_Text segment_.
▼

2. Don’t try to box in a company to your own limited expectations. In Asia, conglomeration and horizontal sprawl is the norm, not the exception. Growing up in a relatively mature consumer market, I always expected brands to be very specific. In China, companies, not just tech, are always reaching sideways both out of ambition, but also out of survival: wider, not deeper, is the name of the game.
3. China speed is real, but it’s also very messy. China doesn’t really have a professional culture in the sense that we see in many global corporations. Instead of process, China’s companies are built on informal networks within and between teams. This makes for extremely flexible organizations that can react to internal and external changes quickly, without the baggage of ritualistic habits. However, information flows can be very low fidelity, leading to mixed messages and unclear goals.
4. China, for all its tech successes, is still extremely low tech on average. China may have been the first country to roll out mobile phone-based solutions to containing Covid-19, but those solutions actually are just glorified certificates of health. Almost all of the tracking and tracing actually occurs through handwritten and self-reported records.

▲

_Task set_.
A - State whether each statement below agrees with the passage on business and technology in China, answering yes or no and quoting the words of the passage that decide it: (i) In Asia, conglomeration and horizontal sprawl are the exception. (ii) China's companies rely on informal networks rather than process. (iii) Most Covid-19 tracking and tracing in China happens through mobile phones.
B - Resume the passage on business and technology in China, picking up after its final sentence.

_Document understanding data_.
▼

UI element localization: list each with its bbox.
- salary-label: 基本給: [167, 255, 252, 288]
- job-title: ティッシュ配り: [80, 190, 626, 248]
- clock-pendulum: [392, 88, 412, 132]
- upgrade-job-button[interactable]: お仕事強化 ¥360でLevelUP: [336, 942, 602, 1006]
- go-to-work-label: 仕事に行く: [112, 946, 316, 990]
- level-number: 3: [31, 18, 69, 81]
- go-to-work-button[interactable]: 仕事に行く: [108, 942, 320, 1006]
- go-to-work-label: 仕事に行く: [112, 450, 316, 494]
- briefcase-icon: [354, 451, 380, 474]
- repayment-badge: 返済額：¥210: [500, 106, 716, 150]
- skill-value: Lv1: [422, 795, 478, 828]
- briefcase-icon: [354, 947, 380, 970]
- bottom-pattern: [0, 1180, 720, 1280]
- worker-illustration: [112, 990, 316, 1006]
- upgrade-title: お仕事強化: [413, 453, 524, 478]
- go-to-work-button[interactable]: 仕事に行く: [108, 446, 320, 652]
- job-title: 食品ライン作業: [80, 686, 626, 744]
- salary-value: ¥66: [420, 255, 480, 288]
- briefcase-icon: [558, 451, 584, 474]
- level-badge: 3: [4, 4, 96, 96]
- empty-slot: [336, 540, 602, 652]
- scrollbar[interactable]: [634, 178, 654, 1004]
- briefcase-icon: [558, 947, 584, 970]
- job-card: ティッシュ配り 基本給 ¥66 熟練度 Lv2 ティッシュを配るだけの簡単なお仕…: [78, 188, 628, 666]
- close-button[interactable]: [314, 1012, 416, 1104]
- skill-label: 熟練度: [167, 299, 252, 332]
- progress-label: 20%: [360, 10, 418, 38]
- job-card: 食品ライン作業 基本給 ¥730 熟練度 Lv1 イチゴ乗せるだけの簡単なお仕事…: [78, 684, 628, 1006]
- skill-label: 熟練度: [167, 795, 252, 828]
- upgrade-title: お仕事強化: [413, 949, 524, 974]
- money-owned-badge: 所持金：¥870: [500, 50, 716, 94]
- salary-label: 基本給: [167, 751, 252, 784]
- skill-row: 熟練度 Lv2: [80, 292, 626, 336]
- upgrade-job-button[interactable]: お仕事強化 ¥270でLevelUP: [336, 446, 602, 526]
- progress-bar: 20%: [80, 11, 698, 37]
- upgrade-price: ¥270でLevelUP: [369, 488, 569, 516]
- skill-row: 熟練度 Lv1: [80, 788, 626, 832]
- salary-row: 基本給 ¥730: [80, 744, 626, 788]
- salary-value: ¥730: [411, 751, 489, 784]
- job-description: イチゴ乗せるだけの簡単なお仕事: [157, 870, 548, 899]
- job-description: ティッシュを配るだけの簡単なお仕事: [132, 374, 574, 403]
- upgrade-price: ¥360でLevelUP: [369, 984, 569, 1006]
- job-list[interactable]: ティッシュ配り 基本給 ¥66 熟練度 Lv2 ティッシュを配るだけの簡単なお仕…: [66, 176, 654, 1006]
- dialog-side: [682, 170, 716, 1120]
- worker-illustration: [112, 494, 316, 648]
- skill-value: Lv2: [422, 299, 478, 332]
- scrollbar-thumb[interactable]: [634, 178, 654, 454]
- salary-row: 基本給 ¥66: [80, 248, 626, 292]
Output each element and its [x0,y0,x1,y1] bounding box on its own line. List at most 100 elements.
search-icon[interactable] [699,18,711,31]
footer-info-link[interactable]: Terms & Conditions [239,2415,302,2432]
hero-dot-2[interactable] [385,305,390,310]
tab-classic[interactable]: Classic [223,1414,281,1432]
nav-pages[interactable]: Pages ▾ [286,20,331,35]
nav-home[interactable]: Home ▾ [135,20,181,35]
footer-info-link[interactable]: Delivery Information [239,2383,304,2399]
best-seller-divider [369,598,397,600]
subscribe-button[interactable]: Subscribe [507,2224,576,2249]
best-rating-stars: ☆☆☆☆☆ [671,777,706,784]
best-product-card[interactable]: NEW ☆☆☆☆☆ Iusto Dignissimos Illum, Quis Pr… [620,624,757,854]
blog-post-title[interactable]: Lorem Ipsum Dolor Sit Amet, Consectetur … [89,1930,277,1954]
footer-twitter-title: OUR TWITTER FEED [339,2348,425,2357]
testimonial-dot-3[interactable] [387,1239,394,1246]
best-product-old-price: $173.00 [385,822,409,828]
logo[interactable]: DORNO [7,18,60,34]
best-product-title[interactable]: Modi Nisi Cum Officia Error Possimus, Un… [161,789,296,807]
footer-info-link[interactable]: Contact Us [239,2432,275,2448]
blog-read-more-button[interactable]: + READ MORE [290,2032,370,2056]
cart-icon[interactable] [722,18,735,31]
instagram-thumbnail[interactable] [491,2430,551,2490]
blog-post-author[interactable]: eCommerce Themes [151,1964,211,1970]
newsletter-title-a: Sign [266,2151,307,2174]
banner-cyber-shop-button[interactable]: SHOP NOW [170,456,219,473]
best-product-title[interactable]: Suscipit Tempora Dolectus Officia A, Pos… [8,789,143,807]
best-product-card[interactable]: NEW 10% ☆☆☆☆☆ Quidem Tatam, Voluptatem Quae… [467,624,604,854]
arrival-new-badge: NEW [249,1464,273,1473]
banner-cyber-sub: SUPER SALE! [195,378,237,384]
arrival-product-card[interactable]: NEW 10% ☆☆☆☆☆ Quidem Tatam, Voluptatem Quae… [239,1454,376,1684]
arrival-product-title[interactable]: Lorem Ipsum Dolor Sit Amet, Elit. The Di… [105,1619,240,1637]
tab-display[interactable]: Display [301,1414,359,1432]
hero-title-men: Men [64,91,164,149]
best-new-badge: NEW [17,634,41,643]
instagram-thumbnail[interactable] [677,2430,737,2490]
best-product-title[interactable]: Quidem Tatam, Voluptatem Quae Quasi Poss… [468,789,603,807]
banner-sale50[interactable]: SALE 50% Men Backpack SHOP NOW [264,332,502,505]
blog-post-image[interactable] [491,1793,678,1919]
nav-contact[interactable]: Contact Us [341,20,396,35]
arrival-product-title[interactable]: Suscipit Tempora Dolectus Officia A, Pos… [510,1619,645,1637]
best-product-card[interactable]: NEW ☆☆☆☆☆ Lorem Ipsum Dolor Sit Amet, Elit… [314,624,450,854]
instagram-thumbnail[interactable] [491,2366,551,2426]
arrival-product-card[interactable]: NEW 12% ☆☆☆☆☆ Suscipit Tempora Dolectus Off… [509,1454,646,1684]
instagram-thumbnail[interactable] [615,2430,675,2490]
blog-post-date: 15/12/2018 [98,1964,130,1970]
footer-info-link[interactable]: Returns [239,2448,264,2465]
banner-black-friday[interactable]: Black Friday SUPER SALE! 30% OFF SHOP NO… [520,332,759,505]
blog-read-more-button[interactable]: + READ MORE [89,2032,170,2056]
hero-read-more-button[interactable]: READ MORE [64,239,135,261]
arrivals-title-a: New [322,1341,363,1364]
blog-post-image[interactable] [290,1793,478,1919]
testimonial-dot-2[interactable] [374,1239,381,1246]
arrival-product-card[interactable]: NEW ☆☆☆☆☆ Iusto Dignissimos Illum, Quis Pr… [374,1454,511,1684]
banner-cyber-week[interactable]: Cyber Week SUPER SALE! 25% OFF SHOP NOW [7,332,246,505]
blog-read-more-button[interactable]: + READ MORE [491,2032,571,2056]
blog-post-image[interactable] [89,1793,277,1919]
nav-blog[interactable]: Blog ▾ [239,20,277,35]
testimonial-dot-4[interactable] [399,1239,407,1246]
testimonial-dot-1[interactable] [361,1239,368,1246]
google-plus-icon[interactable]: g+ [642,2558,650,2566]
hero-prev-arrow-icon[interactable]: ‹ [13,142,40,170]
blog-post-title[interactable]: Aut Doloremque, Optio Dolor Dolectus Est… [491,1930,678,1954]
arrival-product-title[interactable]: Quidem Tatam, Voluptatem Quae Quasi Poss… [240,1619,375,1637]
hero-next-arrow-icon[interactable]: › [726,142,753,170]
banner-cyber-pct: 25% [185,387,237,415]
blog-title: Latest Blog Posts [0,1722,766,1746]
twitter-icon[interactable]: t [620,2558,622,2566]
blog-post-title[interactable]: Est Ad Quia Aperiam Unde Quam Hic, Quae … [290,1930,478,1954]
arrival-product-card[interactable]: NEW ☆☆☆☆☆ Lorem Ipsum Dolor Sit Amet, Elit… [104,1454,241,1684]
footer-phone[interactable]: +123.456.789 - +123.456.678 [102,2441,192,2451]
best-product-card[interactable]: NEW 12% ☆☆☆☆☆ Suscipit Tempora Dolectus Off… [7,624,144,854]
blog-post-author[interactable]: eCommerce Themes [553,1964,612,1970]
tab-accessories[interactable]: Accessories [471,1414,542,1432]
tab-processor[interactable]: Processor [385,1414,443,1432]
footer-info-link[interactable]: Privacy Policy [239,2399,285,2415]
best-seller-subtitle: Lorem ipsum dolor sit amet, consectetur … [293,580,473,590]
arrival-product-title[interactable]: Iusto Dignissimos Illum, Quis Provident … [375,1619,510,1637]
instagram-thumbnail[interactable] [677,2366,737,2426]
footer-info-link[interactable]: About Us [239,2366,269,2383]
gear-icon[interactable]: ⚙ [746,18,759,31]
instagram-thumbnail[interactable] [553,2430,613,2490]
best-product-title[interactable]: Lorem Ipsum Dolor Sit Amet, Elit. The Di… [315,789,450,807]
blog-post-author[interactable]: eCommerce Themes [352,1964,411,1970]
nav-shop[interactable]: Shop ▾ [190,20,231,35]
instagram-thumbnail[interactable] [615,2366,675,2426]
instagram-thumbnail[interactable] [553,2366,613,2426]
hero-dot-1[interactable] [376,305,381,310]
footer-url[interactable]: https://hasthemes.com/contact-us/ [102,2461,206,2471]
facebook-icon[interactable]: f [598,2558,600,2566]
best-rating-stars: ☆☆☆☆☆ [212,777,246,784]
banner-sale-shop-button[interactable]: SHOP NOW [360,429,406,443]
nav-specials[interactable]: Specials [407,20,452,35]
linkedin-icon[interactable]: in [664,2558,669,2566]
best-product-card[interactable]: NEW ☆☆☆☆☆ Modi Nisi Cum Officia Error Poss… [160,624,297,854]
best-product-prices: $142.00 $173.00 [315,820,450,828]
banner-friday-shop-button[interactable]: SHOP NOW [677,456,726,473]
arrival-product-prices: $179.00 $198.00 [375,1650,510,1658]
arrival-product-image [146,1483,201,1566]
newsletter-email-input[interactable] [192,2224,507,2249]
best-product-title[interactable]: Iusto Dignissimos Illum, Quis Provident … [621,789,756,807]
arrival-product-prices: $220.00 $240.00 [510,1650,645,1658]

▲

_Responses to the tasks_.
A -
(i) No: "In Asia, conglomeration and horizontal sprawl is the norm, not the exception."
(ii) Yes: "Instead of process, China’s companies are built on informal networks within and between teams."
(iii) No: "Almost all of the tracking and tracing actually occurs through handwritten and self-reported records."

B -
Contrast this to what Singapore and the EU have been doing: using existing bluetooth and near-field communication technology in phones to automatically create databases of people who come near each other.
This is clearly a microcosm of a much bigger difference, one that has left China quite handicapped: it doesn’t make much technology. Before the chip war, this was okay. America could export the technological innovations and China could use its vast data sets and cheap labor to commercialize it. Now, it’s scrambling to find a solution it needed five years ago.
5. Most of China’s most famous tech companies don’t have much technology.
Of the original BAT triumvirate of first-gen consumer tech majors, only Baidu can truly claim to be a tech company. Like Google, they created their own algorithms to collect and understand the almost infinite amount of information on the mainland internet.
What technology did Tencent and Alibaba create? They made applications on top of already mature technology. We call them tech companies because they use technology to translate traditional business models into digital ones.
Google, Facebook, Amazon, and Netflix all have very sophisticated technological methods of keeping users coming back to their services (mostly through computer science applied to problems of behavioral psychology.)
I don’t mean to diminish anyone’s accomplishments. Tech majors have completely changed the landscape of China’s consumption markets… but by using existing technology to fill in very large service gaps in the offline world and create new online services and consumption models rather than by creating new technology.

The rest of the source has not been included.